[Data entries]
◆ ◆ ◆ ◆ ◆
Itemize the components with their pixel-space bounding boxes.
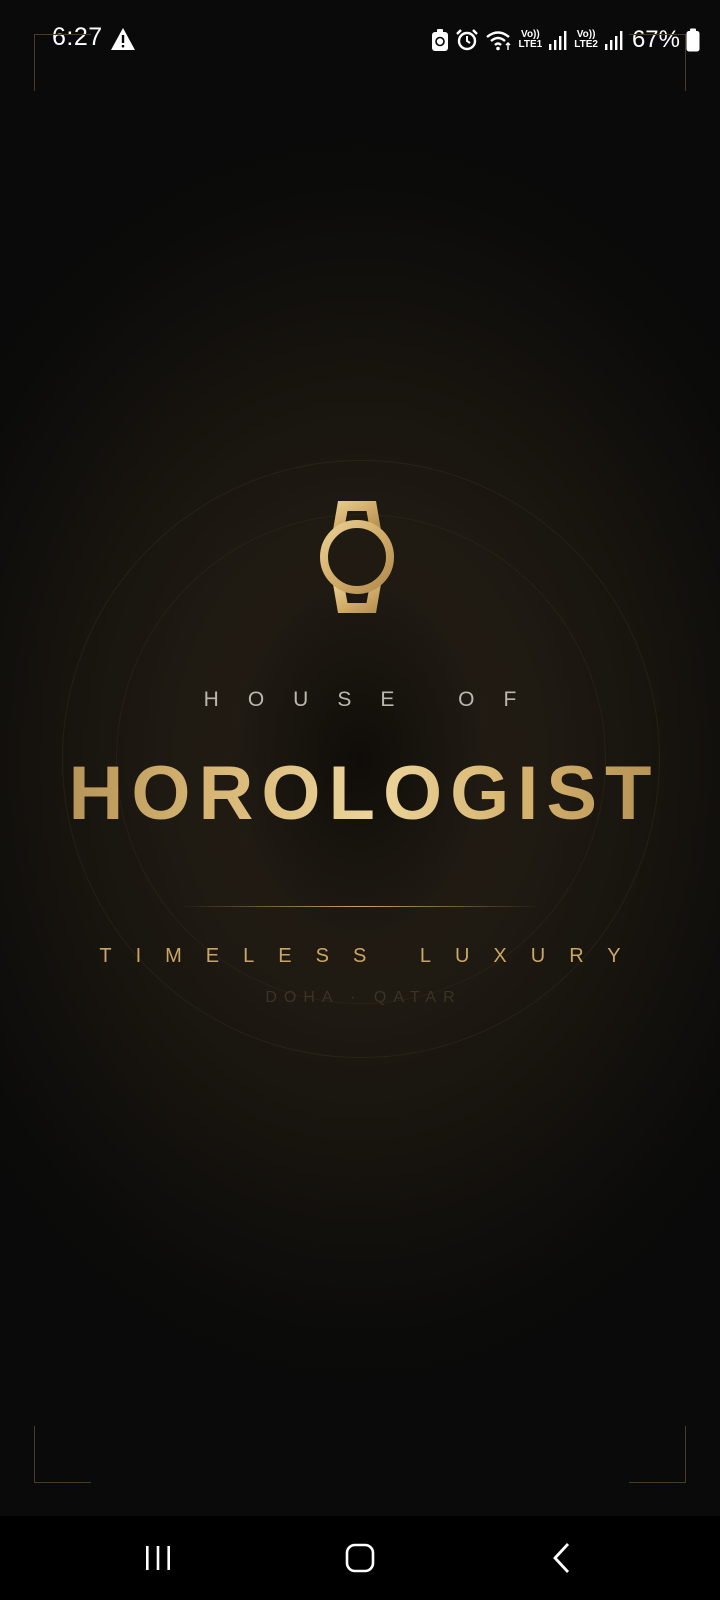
- recents-button[interactable]: [128, 1536, 188, 1580]
- signal-icon: [604, 31, 623, 50]
- watch-icon: [320, 501, 394, 613]
- home-icon: [345, 1543, 375, 1573]
- warning-icon: [111, 28, 135, 50]
- brand-tagline: TIMELESS LUXURY: [99, 945, 645, 967]
- status-bar: 6:27 Vo)) LTE1 Vo)) LTE2 67%: [0, 0, 720, 80]
- corner-bracket-bottom-left: [34, 1426, 91, 1483]
- back-button[interactable]: [532, 1536, 592, 1580]
- data-saver-icon: [431, 29, 448, 51]
- signal-icon: [549, 31, 567, 50]
- corner-bracket-top-left: [34, 34, 91, 91]
- recents-icon: [146, 1546, 170, 1570]
- back-icon: [553, 1543, 570, 1573]
- corner-bracket-top-right: [629, 34, 686, 91]
- wifi-icon: [485, 31, 511, 51]
- alarm-icon: [455, 29, 478, 51]
- splash-screen: 6:27 Vo)) LTE1 Vo)) LTE2 67% HOUSE OF HO…: [0, 0, 720, 1600]
- sim2-network-tag: Vo)) LTE2: [574, 30, 598, 50]
- brand-title: HOROLOGIST: [0, 752, 720, 836]
- gold-divider: [180, 906, 540, 907]
- battery-icon: [686, 28, 700, 52]
- sim1-network-tag: Vo)) LTE1: [519, 30, 543, 50]
- brand-prefix: HOUSE OF: [203, 688, 546, 711]
- brand-location: DOHA · QATAR: [265, 989, 462, 1006]
- system-navigation-bar: [0, 1516, 720, 1600]
- home-button[interactable]: [330, 1536, 390, 1580]
- corner-bracket-bottom-right: [629, 1426, 686, 1483]
- sim2-network-label: LTE2: [574, 39, 598, 50]
- sim1-network-label: LTE1: [518, 39, 543, 50]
◆ ◆ ◆ ◆ ◆
_Stated goal_:
Reproduce the lines of the material above word for word, omitting the picture.

_Result of the exercise_:
Itemize the components with their pixel-space bounding boxes.
- recents-button[interactable]: [128, 1536, 188, 1580]
- signal-icon: [604, 31, 623, 50]
- watch-icon: [320, 501, 394, 613]
- home-icon: [345, 1543, 375, 1573]
- warning-icon: [111, 28, 135, 50]
- brand-tagline: TIMELESS LUXURY: [99, 945, 645, 967]
- status-bar: 6:27 Vo)) LTE1 Vo)) LTE2 67%: [0, 0, 720, 80]
- corner-bracket-bottom-left: [34, 1426, 91, 1483]
- back-button[interactable]: [532, 1536, 592, 1580]
- data-saver-icon: [431, 29, 448, 51]
- signal-icon: [549, 31, 567, 50]
- corner-bracket-top-left: [34, 34, 91, 91]
- recents-icon: [146, 1546, 170, 1570]
- back-icon: [553, 1543, 570, 1573]
- corner-bracket-top-right: [629, 34, 686, 91]
- wifi-icon: [485, 31, 511, 51]
- alarm-icon: [455, 29, 478, 51]
- splash-screen: 6:27 Vo)) LTE1 Vo)) LTE2 67% HOUSE OF HO…: [0, 0, 720, 1600]
- sim2-network-tag: Vo)) LTE2: [574, 30, 598, 50]
- brand-title: HOROLOGIST: [0, 752, 720, 836]
- gold-divider: [180, 906, 540, 907]
- battery-icon: [686, 28, 700, 52]
- sim1-network-tag: Vo)) LTE1: [519, 30, 543, 50]
- brand-prefix: HOUSE OF: [203, 688, 546, 711]
- brand-location: DOHA · QATAR: [265, 989, 462, 1006]
- system-navigation-bar: [0, 1516, 720, 1600]
- home-button[interactable]: [330, 1536, 390, 1580]
- corner-bracket-bottom-right: [629, 1426, 686, 1483]
- sim2-network-label: LTE2: [574, 39, 598, 50]
- sim1-network-label: LTE1: [518, 39, 543, 50]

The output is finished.